-- Begin Data extract --
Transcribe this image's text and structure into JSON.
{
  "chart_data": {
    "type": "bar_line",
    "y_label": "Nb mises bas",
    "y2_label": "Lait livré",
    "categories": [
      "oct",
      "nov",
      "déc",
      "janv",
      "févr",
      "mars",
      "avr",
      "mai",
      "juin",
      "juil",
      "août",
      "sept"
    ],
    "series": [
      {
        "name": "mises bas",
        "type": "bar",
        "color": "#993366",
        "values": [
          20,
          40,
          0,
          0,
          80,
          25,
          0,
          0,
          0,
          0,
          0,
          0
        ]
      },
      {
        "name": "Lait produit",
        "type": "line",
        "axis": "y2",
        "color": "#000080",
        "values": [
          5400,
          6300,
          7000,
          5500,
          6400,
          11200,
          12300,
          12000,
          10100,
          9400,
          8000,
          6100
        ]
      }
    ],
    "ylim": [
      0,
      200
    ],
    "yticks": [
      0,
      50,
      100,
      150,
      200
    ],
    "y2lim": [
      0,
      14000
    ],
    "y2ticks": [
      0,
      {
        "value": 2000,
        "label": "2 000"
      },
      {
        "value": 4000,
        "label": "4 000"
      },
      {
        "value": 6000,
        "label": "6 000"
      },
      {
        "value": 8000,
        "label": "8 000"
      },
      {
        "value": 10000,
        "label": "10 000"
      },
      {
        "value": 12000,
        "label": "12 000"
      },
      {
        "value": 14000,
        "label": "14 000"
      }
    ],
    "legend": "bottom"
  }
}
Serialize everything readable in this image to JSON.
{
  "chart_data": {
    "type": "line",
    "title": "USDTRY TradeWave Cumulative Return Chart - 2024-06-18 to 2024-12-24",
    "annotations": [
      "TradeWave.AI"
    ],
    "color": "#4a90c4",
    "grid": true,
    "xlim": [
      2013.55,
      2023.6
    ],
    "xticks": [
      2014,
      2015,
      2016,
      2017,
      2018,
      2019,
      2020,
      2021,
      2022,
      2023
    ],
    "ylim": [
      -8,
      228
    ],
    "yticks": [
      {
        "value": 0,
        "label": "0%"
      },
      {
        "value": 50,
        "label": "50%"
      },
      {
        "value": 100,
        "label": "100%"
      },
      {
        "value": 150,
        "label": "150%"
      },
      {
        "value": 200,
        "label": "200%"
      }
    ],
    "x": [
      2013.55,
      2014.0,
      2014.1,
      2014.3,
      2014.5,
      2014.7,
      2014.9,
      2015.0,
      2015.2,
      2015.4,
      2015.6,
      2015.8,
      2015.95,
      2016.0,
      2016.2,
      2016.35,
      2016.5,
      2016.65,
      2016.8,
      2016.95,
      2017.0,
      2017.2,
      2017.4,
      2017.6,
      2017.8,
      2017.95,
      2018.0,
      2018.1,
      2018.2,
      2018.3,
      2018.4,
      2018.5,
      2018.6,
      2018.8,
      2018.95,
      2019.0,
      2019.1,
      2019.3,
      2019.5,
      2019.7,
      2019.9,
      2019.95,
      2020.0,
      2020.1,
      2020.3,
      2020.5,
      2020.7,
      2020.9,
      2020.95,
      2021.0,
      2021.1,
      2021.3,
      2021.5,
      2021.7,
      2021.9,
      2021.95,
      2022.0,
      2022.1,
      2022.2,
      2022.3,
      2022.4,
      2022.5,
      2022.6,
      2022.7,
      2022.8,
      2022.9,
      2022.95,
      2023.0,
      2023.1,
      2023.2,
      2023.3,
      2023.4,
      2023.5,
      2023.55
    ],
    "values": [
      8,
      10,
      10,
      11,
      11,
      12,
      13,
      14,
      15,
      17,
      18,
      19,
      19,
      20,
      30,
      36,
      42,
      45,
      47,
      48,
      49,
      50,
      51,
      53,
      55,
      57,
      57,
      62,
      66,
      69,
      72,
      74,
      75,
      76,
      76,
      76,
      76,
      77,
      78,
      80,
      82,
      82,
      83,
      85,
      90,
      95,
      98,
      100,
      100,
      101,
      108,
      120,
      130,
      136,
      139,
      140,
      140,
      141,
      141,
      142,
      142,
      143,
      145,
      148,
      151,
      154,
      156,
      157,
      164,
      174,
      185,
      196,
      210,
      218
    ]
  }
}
-- End Data extract --
-- Begin Data extract --
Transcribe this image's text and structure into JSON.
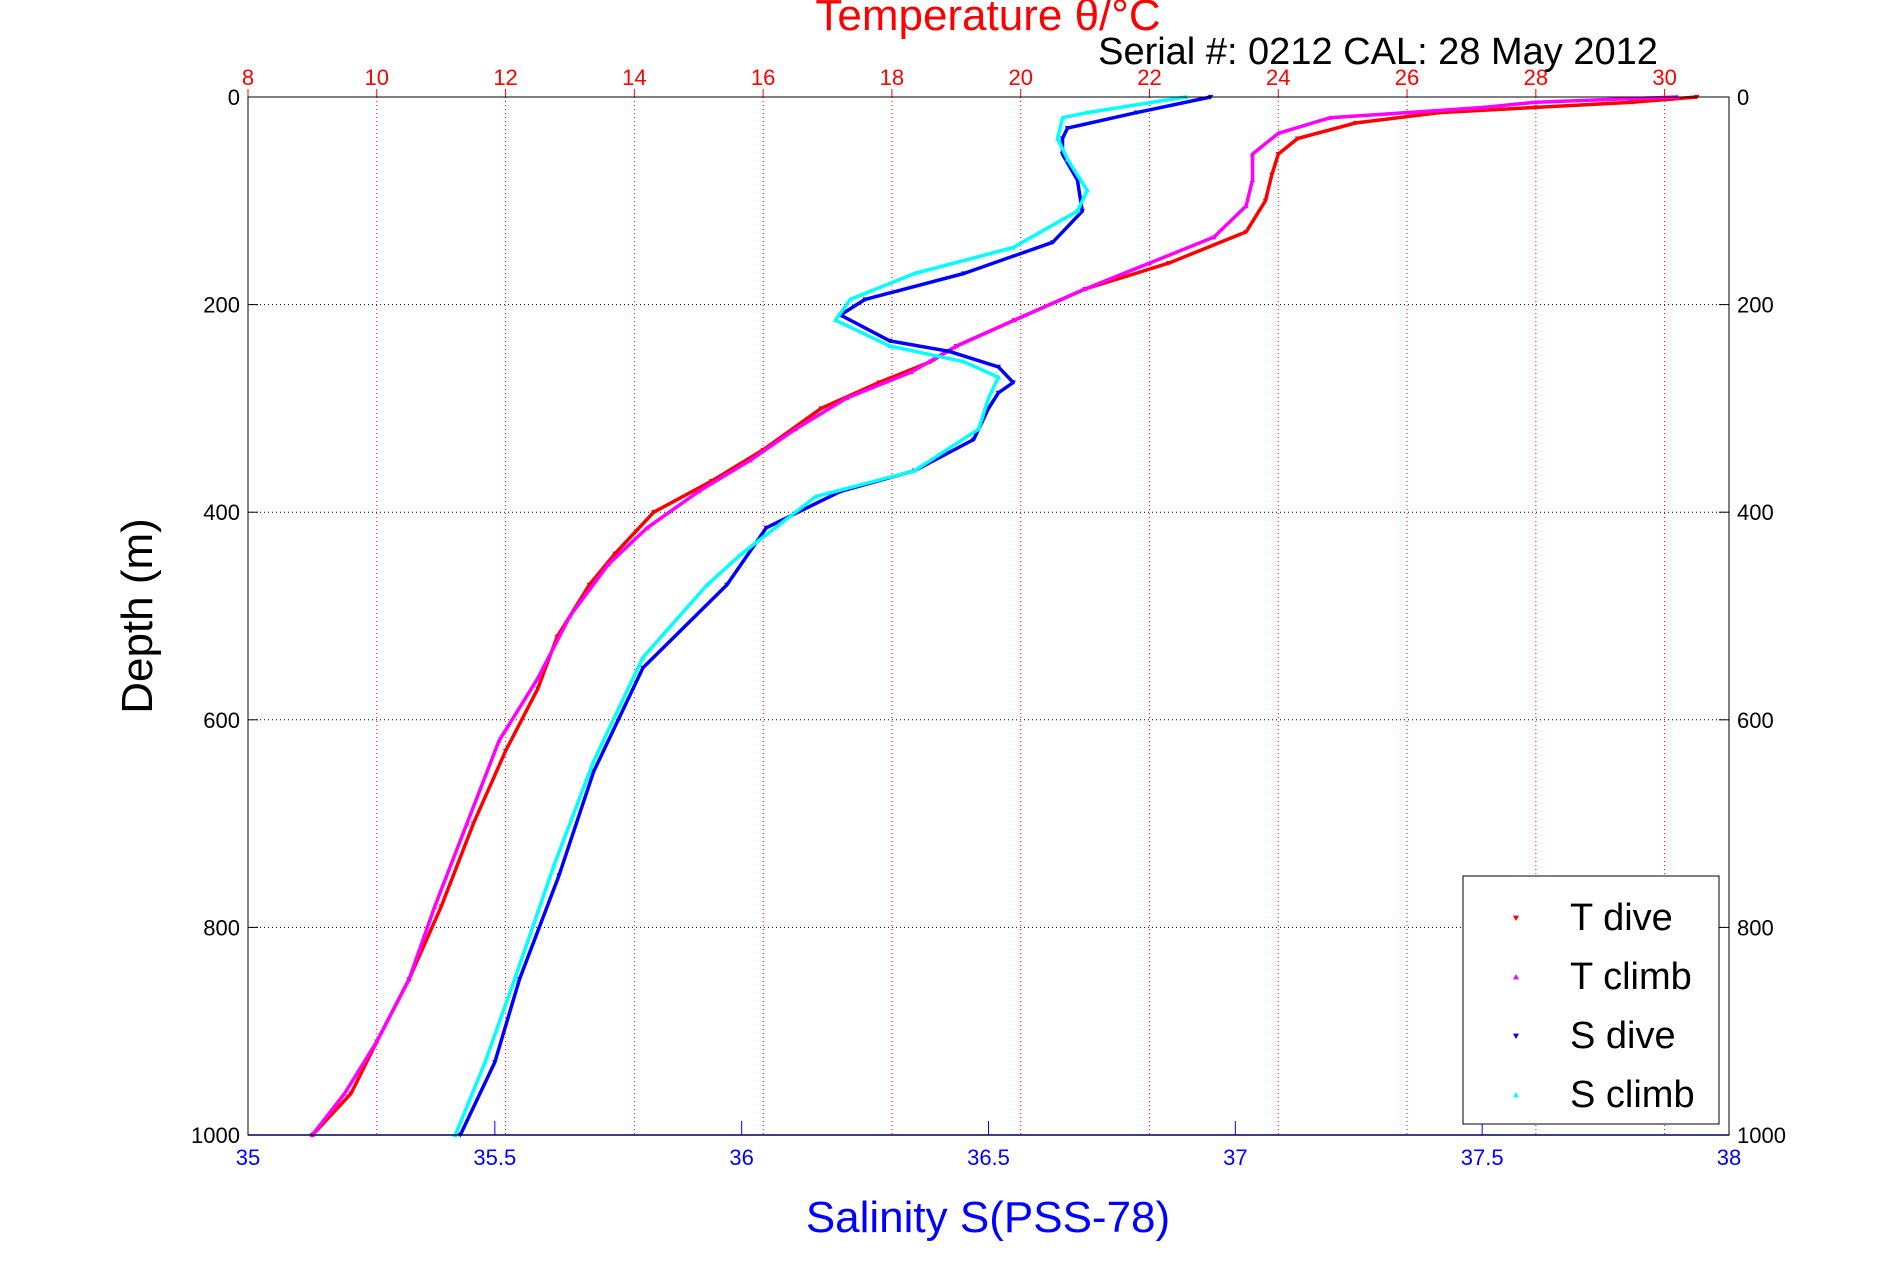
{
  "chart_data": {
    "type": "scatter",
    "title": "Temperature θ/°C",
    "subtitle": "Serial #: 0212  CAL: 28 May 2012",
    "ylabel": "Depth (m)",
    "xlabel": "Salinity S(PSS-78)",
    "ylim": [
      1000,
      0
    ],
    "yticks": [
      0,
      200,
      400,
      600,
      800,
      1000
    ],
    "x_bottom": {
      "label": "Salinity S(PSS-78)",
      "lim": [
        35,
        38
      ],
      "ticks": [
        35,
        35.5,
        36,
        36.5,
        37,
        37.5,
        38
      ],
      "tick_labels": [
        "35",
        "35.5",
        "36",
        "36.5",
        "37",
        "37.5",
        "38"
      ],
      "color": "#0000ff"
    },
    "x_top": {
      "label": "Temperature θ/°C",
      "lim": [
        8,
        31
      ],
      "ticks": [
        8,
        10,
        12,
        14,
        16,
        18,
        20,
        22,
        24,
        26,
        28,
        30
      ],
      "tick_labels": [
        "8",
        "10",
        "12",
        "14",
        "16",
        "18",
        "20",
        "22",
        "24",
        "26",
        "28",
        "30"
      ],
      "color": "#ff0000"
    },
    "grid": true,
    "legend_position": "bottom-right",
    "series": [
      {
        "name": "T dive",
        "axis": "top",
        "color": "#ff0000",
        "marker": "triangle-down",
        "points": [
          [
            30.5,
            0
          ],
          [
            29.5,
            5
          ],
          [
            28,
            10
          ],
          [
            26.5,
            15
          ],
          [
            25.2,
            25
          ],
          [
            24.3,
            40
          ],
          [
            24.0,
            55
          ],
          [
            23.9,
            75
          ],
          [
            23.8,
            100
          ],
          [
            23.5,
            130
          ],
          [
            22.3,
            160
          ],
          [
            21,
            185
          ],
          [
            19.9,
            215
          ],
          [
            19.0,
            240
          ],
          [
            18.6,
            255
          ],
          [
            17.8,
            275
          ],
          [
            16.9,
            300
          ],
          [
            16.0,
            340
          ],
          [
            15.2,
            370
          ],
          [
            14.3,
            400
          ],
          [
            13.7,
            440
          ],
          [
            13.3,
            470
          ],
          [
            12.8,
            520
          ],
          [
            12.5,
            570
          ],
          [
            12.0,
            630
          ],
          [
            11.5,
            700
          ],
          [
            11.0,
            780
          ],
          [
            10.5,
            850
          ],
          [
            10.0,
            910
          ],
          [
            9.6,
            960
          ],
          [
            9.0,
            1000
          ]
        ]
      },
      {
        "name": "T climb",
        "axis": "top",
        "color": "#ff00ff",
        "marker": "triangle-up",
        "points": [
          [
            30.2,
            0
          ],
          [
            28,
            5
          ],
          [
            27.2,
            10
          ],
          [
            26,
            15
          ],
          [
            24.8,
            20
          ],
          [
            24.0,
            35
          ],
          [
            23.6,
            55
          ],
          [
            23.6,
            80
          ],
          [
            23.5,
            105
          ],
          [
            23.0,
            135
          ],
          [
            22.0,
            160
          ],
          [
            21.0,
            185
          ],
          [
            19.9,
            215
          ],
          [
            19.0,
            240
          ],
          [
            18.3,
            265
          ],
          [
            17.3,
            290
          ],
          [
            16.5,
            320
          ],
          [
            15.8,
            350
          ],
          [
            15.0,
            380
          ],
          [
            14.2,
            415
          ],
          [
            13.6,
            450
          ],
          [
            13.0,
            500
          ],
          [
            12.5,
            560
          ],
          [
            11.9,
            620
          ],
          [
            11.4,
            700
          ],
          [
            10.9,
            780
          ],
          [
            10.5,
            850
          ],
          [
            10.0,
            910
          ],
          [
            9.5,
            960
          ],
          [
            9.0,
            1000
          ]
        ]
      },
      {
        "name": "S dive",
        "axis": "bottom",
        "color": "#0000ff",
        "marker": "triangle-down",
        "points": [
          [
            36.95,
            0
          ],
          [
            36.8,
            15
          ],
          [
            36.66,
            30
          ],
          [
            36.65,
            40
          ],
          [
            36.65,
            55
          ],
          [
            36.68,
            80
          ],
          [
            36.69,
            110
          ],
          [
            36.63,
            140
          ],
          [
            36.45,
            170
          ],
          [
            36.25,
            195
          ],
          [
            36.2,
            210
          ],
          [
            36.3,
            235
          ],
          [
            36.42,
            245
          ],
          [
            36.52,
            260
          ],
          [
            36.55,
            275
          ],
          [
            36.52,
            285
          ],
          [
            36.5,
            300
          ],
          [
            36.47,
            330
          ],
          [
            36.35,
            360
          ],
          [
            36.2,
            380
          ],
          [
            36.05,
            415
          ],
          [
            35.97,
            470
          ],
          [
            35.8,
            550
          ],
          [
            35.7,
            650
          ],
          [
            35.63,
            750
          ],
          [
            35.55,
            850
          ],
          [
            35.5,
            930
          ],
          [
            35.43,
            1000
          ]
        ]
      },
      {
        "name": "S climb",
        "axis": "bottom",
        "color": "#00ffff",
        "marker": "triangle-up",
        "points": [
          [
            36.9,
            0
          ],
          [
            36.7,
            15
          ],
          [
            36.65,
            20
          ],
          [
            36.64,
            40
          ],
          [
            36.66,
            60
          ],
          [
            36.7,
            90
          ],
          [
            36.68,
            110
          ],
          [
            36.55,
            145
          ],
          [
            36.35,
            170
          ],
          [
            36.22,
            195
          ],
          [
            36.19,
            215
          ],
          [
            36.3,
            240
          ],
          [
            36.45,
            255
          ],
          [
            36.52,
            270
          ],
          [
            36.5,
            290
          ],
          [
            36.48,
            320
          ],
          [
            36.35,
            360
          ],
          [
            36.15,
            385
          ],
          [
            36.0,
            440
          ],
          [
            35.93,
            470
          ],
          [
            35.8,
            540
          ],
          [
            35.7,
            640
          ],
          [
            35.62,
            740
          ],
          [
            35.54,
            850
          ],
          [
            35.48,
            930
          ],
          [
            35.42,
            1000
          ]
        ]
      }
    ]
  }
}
-- End Data extract --
-- Begin Data extract --
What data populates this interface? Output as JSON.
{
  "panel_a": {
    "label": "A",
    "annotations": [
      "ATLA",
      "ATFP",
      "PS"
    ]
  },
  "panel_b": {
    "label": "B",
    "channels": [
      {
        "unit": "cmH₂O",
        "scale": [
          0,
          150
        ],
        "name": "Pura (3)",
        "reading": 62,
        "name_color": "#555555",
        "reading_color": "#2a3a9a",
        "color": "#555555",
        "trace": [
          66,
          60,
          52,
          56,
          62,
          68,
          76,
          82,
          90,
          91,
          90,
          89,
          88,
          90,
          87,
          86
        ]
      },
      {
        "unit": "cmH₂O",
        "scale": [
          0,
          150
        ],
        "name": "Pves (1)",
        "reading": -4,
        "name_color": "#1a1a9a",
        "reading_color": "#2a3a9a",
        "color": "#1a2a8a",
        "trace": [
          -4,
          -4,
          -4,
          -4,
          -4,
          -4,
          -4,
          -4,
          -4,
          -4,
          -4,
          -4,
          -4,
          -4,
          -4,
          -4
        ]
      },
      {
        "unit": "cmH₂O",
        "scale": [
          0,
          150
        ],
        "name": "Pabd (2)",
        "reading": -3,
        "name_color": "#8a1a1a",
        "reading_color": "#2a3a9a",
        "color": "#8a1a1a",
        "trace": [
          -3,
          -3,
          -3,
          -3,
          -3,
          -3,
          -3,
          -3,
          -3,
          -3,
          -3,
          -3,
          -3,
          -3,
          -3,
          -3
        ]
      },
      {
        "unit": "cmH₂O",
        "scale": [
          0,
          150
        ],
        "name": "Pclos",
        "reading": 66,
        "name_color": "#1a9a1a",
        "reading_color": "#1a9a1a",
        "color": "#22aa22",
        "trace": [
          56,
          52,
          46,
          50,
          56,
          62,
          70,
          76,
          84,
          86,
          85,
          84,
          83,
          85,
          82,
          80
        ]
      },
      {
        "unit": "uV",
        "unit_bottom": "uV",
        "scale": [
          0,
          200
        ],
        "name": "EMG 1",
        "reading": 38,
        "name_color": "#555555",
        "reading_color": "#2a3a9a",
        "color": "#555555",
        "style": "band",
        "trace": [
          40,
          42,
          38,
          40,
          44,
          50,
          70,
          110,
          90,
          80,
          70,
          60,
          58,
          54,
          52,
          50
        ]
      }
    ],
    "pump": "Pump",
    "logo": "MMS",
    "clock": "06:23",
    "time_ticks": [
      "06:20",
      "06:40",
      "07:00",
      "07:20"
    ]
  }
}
-- End Data extract --
# Written task:
Using the listing, copy every line where the word "Temperature" shows up.

# Written reply:
    "title": "Temperature θ/°C",
      "label": "Temperature θ/°C",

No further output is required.